--- Start ---

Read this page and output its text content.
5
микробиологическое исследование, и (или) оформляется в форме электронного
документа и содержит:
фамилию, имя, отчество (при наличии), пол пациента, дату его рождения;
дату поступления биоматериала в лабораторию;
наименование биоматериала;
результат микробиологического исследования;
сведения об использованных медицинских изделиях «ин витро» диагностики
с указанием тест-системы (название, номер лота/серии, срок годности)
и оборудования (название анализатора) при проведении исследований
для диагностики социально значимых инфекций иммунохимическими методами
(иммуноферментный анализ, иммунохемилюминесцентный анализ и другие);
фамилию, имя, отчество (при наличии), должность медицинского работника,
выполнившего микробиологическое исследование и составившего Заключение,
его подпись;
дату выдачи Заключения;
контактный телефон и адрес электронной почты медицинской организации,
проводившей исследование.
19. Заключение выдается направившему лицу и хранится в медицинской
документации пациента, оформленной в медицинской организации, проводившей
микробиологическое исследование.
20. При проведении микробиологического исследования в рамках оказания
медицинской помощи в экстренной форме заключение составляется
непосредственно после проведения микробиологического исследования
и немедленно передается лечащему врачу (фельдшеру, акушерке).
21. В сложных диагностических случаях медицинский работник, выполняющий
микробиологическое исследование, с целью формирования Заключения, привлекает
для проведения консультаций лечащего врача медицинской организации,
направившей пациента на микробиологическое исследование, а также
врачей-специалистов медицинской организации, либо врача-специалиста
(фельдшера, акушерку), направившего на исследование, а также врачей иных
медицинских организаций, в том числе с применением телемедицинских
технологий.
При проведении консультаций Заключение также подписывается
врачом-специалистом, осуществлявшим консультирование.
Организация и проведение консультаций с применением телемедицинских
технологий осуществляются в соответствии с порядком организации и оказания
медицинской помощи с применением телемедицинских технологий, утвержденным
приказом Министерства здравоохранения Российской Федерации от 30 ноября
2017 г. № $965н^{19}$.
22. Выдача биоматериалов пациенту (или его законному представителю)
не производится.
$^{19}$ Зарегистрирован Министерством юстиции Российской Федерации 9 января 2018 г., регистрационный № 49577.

--- End ---

Search the lines for the string "форме" and copy every line that has it.

микробиологическое исследование, и (или) оформляется в форме электронного
медицинской помощи в экстренной форме заключение составляется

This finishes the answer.